Excerpted records:
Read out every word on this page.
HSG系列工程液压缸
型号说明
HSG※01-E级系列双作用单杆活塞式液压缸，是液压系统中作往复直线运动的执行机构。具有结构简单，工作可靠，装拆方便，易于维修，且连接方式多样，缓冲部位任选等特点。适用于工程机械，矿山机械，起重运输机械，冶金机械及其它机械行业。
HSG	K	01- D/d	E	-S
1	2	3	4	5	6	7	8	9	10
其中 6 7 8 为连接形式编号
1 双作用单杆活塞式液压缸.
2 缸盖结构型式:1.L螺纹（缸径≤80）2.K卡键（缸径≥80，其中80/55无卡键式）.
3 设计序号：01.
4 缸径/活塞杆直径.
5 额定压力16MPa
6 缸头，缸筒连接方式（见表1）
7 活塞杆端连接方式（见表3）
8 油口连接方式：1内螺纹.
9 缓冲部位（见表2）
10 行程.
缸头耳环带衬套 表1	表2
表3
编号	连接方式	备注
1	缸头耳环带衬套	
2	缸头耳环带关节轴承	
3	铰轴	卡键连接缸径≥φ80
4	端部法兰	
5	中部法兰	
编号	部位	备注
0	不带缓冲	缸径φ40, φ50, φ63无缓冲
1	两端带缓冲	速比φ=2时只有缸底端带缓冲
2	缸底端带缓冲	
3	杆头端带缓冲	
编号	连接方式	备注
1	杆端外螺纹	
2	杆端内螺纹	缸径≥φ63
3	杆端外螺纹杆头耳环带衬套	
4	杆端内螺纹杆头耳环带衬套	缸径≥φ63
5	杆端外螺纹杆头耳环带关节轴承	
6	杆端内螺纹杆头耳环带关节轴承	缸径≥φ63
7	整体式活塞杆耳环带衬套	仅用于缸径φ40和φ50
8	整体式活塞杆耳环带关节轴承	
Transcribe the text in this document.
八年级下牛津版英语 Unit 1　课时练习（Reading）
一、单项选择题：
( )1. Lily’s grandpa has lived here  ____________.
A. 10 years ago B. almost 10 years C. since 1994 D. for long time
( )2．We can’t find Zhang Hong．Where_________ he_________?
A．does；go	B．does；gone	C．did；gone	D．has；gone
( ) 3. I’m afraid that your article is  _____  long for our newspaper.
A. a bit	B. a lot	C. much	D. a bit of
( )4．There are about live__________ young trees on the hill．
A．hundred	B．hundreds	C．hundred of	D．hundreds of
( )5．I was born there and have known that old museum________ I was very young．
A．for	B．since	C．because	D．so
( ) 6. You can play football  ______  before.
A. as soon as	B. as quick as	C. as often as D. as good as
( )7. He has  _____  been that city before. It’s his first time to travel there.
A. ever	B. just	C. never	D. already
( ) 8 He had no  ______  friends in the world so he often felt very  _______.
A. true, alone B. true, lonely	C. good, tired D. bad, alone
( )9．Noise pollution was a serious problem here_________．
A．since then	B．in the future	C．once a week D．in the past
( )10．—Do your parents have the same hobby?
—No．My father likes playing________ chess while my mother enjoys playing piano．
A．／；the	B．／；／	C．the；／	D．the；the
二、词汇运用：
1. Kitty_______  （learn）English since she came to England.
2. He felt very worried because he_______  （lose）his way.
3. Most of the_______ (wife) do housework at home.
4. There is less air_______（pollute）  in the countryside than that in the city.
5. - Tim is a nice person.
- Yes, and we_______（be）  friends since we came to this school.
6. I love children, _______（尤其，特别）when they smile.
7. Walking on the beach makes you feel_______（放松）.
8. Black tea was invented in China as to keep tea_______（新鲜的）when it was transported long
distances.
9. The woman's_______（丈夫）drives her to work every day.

Given task: Each entry above is to be set down again in exactly the same words.

Written answer:
Read out every word on this page.
HSG系列工程液压缸
型号说明
HSG※01-E级系列双作用单杆活塞式液压缸，是液压系统中作往复直线运动的执行机构。具有结构简单，工作可靠，装拆方便，易于维修，且连接方式多样，缓冲部位任选等特点。适用于工程机械，矿山机械，起重运输机械，冶金机械及其它机械行业。
HSG	K	01- D/d	E	-S
1	2	3	4	5	6	7	8	9	10
其中 6 7 8 为连接形式编号
1 双作用单杆活塞式液压缸.
2 缸盖结构型式:1.L螺纹（缸径≤80）2.K卡键（缸径≥80，其中80/55无卡键式）.
3 设计序号：01.
4 缸径/活塞杆直径.
5 额定压力16MPa
6 缸头，缸筒连接方式（见表1）
7 活塞杆端连接方式（见表3）
8 油口连接方式：1内螺纹.
9 缓冲部位（见表2）
10 行程.
缸头耳环带衬套 表1	表2
表3
编号	连接方式	备注
1	缸头耳环带衬套	
2	缸头耳环带关节轴承	
3	铰轴	卡键连接缸径≥φ80
4	端部法兰	
5	中部法兰	
编号	部位	备注
0	不带缓冲	缸径φ40, φ50, φ63无缓冲
1	两端带缓冲	速比φ=2时只有缸底端带缓冲
2	缸底端带缓冲	
3	杆头端带缓冲	
编号	连接方式	备注
1	杆端外螺纹	
2	杆端内螺纹	缸径≥φ63
3	杆端外螺纹杆头耳环带衬套	
4	杆端内螺纹杆头耳环带衬套	缸径≥φ63
5	杆端外螺纹杆头耳环带关节轴承	
6	杆端内螺纹杆头耳环带关节轴承	缸径≥φ63
7	整体式活塞杆耳环带衬套	仅用于缸径φ40和φ50
8	整体式活塞杆耳环带关节轴承	
Transcribe the text in this document.
八年级下牛津版英语 Unit 1　课时练习（Reading）
一、单项选择题：
( )1. Lily’s grandpa has lived here  ____________.
A. 10 years ago B. almost 10 years C. since 1994 D. for long time
( )2．We can’t find Zhang Hong．Where_________ he_________?
A．does；go	B．does；gone	C．did；gone	D．has；gone
( ) 3. I’m afraid that your article is  _____  long for our newspaper.
A. a bit	B. a lot	C. much	D. a bit of
( )4．There are about live__________ young trees on the hill．
A．hundred	B．hundreds	C．hundred of	D．hundreds of
( )5．I was born there and have known that old museum________ I was very young．
A．for	B．since	C．because	D．so
( ) 6. You can play football  ______  before.
A. as soon as	B. as quick as	C. as often as D. as good as
( )7. He has  _____  been that city before. It’s his first time to travel there.
A. ever	B. just	C. never	D. already
( ) 8 He had no  ______  friends in the world so he often felt very  _______.
A. true, alone B. true, lonely	C. good, tired D. bad, alone
( )9．Noise pollution was a serious problem here_________．
A．since then	B．in the future	C．once a week D．in the past
( )10．—Do your parents have the same hobby?
—No．My father likes playing________ chess while my mother enjoys playing piano．
A．／；the	B．／；／	C．the；／	D．the；the
二、词汇运用：
1. Kitty_______  （learn）English since she came to England.
2. He felt very worried because he_______  （lose）his way.
3. Most of the_______ (wife) do housework at home.
4. There is less air_______（pollute）  in the countryside than that in the city.
5. - Tim is a nice person.
- Yes, and we_______（be）  friends since we came to this school.
6. I love children, _______（尤其，特别）when they smile.
7. Walking on the beach makes you feel_______（放松）.
8. Black tea was invented in China as to keep tea_______（新鲜的）when it was transported long
distances.
9. The woman's_______（丈夫）drives her to work every day.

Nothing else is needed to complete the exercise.